Print the entries below in their entirety, exactly as they are written.

§ §

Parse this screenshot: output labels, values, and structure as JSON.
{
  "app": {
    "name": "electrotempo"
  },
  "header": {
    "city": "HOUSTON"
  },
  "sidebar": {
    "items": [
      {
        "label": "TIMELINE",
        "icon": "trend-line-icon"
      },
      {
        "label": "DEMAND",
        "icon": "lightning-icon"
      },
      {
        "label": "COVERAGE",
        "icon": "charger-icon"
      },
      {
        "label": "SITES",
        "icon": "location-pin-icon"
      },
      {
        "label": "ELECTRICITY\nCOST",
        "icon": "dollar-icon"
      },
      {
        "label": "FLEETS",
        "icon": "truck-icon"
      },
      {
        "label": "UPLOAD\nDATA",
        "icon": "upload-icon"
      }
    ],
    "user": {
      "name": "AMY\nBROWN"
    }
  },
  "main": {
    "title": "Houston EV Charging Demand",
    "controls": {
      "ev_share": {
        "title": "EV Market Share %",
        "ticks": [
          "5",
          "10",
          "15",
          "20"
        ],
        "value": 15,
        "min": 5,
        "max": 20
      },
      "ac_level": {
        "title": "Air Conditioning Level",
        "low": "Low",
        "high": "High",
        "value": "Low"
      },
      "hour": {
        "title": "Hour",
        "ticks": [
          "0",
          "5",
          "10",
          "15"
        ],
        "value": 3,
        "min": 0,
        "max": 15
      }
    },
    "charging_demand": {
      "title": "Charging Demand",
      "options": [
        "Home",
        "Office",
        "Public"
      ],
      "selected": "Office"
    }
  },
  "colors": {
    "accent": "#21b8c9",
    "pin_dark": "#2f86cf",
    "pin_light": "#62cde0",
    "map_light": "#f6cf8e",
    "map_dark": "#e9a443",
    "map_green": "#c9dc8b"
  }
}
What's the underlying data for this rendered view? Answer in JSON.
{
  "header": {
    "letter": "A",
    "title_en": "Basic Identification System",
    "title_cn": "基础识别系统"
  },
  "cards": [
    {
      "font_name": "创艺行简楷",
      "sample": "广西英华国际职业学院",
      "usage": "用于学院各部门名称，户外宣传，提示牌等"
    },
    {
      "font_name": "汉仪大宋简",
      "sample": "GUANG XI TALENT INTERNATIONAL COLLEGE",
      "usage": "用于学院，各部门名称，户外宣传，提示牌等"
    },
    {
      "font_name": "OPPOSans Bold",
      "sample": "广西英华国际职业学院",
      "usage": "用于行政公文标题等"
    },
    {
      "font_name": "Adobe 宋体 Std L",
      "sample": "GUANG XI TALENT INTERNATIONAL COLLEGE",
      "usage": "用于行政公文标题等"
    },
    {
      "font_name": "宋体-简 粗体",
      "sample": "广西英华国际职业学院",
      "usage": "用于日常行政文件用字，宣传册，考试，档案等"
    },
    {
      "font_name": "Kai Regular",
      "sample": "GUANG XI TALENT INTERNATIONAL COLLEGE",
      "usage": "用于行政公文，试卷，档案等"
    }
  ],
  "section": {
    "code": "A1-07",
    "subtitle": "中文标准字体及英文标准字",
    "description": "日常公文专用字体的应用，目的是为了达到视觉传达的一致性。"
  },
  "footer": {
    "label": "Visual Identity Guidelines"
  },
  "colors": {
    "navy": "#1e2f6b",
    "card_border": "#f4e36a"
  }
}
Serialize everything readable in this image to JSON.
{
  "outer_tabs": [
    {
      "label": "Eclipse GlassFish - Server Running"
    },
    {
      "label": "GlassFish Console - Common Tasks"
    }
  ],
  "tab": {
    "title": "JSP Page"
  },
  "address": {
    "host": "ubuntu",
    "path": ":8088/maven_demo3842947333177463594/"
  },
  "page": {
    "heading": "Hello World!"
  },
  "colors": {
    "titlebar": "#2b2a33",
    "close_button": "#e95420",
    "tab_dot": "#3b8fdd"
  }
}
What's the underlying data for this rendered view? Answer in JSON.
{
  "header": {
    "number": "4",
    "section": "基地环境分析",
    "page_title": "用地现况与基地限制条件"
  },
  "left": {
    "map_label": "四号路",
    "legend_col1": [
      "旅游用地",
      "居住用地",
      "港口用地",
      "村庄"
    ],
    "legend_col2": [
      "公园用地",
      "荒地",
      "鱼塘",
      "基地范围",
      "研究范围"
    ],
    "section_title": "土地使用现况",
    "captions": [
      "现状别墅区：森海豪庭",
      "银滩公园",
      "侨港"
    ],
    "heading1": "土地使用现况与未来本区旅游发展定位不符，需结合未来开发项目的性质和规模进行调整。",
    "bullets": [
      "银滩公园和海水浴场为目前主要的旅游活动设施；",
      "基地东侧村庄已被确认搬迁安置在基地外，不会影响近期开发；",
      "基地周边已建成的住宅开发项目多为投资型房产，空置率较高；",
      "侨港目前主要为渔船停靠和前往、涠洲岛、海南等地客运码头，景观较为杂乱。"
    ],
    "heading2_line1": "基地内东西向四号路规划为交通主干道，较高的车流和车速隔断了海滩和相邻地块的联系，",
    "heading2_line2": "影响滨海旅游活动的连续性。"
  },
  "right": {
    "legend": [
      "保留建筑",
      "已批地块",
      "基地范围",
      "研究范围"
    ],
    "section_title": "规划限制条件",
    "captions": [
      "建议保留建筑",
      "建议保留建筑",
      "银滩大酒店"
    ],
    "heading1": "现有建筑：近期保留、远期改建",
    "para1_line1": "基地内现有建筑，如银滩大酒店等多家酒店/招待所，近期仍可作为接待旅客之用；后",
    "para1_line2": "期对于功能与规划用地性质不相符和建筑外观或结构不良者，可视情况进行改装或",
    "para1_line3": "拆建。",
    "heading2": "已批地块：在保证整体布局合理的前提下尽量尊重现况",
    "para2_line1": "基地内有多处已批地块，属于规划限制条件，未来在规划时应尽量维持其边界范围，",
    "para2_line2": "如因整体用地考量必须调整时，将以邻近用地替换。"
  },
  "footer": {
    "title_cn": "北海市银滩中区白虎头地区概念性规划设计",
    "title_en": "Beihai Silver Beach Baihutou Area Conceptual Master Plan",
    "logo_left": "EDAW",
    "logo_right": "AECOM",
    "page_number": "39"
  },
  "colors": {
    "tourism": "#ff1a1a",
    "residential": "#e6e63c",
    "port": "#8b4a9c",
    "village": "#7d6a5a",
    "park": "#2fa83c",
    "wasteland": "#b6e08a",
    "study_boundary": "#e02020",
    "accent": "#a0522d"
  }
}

§ §

* ANSWER TO THIS TASK:
Parse this screenshot: output labels, values, and structure as JSON.
{
  "app": {
    "name": "electrotempo"
  },
  "header": {
    "city": "HOUSTON"
  },
  "sidebar": {
    "items": [
      {
        "label": "TIMELINE",
        "icon": "trend-line-icon"
      },
      {
        "label": "DEMAND",
        "icon": "lightning-icon"
      },
      {
        "label": "COVERAGE",
        "icon": "charger-icon"
      },
      {
        "label": "SITES",
        "icon": "location-pin-icon"
      },
      {
        "label": "ELECTRICITY\nCOST",
        "icon": "dollar-icon"
      },
      {
        "label": "FLEETS",
        "icon": "truck-icon"
      },
      {
        "label": "UPLOAD\nDATA",
        "icon": "upload-icon"
      }
    ],
    "user": {
      "name": "AMY\nBROWN"
    }
  },
  "main": {
    "title": "Houston EV Charging Demand",
    "controls": {
      "ev_share": {
        "title": "EV Market Share %",
        "ticks": [
          "5",
          "10",
          "15",
          "20"
        ],
        "value": 15,
        "min": 5,
        "max": 20
      },
      "ac_level": {
        "title": "Air Conditioning Level",
        "low": "Low",
        "high": "High",
        "value": "Low"
      },
      "hour": {
        "title": "Hour",
        "ticks": [
          "0",
          "5",
          "10",
          "15"
        ],
        "value": 3,
        "min": 0,
        "max": 15
      }
    },
    "charging_demand": {
      "title": "Charging Demand",
      "options": [
        "Home",
        "Office",
        "Public"
      ],
      "selected": "Office"
    }
  },
  "colors": {
    "accent": "#21b8c9",
    "pin_dark": "#2f86cf",
    "pin_light": "#62cde0",
    "map_light": "#f6cf8e",
    "map_dark": "#e9a443",
    "map_green": "#c9dc8b"
  }
}
What's the underlying data for this rendered view? Answer in JSON.
{
  "header": {
    "letter": "A",
    "title_en": "Basic Identification System",
    "title_cn": "基础识别系统"
  },
  "cards": [
    {
      "font_name": "创艺行简楷",
      "sample": "广西英华国际职业学院",
      "usage": "用于学院各部门名称，户外宣传，提示牌等"
    },
    {
      "font_name": "汉仪大宋简",
      "sample": "GUANG XI TALENT INTERNATIONAL COLLEGE",
      "usage": "用于学院，各部门名称，户外宣传，提示牌等"
    },
    {
      "font_name": "OPPOSans Bold",
      "sample": "广西英华国际职业学院",
      "usage": "用于行政公文标题等"
    },
    {
      "font_name": "Adobe 宋体 Std L",
      "sample": "GUANG XI TALENT INTERNATIONAL COLLEGE",
      "usage": "用于行政公文标题等"
    },
    {
      "font_name": "宋体-简 粗体",
      "sample": "广西英华国际职业学院",
      "usage": "用于日常行政文件用字，宣传册，考试，档案等"
    },
    {
      "font_name": "Kai Regular",
      "sample": "GUANG XI TALENT INTERNATIONAL COLLEGE",
      "usage": "用于行政公文，试卷，档案等"
    }
  ],
  "section": {
    "code": "A1-07",
    "subtitle": "中文标准字体及英文标准字",
    "description": "日常公文专用字体的应用，目的是为了达到视觉传达的一致性。"
  },
  "footer": {
    "label": "Visual Identity Guidelines"
  },
  "colors": {
    "navy": "#1e2f6b",
    "card_border": "#f4e36a"
  }
}
Serialize everything readable in this image to JSON.
{
  "outer_tabs": [
    {
      "label": "Eclipse GlassFish - Server Running"
    },
    {
      "label": "GlassFish Console - Common Tasks"
    }
  ],
  "tab": {
    "title": "JSP Page"
  },
  "address": {
    "host": "ubuntu",
    "path": ":8088/maven_demo3842947333177463594/"
  },
  "page": {
    "heading": "Hello World!"
  },
  "colors": {
    "titlebar": "#2b2a33",
    "close_button": "#e95420",
    "tab_dot": "#3b8fdd"
  }
}
What's the underlying data for this rendered view? Answer in JSON.
{
  "header": {
    "number": "4",
    "section": "基地环境分析",
    "page_title": "用地现况与基地限制条件"
  },
  "left": {
    "map_label": "四号路",
    "legend_col1": [
      "旅游用地",
      "居住用地",
      "港口用地",
      "村庄"
    ],
    "legend_col2": [
      "公园用地",
      "荒地",
      "鱼塘",
      "基地范围",
      "研究范围"
    ],
    "section_title": "土地使用现况",
    "captions": [
      "现状别墅区：森海豪庭",
      "银滩公园",
      "侨港"
    ],
    "heading1": "土地使用现况与未来本区旅游发展定位不符，需结合未来开发项目的性质和规模进行调整。",
    "bullets": [
      "银滩公园和海水浴场为目前主要的旅游活动设施；",
      "基地东侧村庄已被确认搬迁安置在基地外，不会影响近期开发；",
      "基地周边已建成的住宅开发项目多为投资型房产，空置率较高；",
      "侨港目前主要为渔船停靠和前往、涠洲岛、海南等地客运码头，景观较为杂乱。"
    ],
    "heading2_line1": "基地内东西向四号路规划为交通主干道，较高的车流和车速隔断了海滩和相邻地块的联系，",
    "heading2_line2": "影响滨海旅游活动的连续性。"
  },
  "right": {
    "legend": [
      "保留建筑",
      "已批地块",
      "基地范围",
      "研究范围"
    ],
    "section_title": "规划限制条件",
    "captions": [
      "建议保留建筑",
      "建议保留建筑",
      "银滩大酒店"
    ],
    "heading1": "现有建筑：近期保留、远期改建",
    "para1_line1": "基地内现有建筑，如银滩大酒店等多家酒店/招待所，近期仍可作为接待旅客之用；后",
    "para1_line2": "期对于功能与规划用地性质不相符和建筑外观或结构不良者，可视情况进行改装或",
    "para1_line3": "拆建。",
    "heading2": "已批地块：在保证整体布局合理的前提下尽量尊重现况",
    "para2_line1": "基地内有多处已批地块，属于规划限制条件，未来在规划时应尽量维持其边界范围，",
    "para2_line2": "如因整体用地考量必须调整时，将以邻近用地替换。"
  },
  "footer": {
    "title_cn": "北海市银滩中区白虎头地区概念性规划设计",
    "title_en": "Beihai Silver Beach Baihutou Area Conceptual Master Plan",
    "logo_left": "EDAW",
    "logo_right": "AECOM",
    "page_number": "39"
  },
  "colors": {
    "tourism": "#ff1a1a",
    "residential": "#e6e63c",
    "port": "#8b4a9c",
    "village": "#7d6a5a",
    "park": "#2fa83c",
    "wasteland": "#b6e08a",
    "study_boundary": "#e02020",
    "accent": "#a0522d"
  }
}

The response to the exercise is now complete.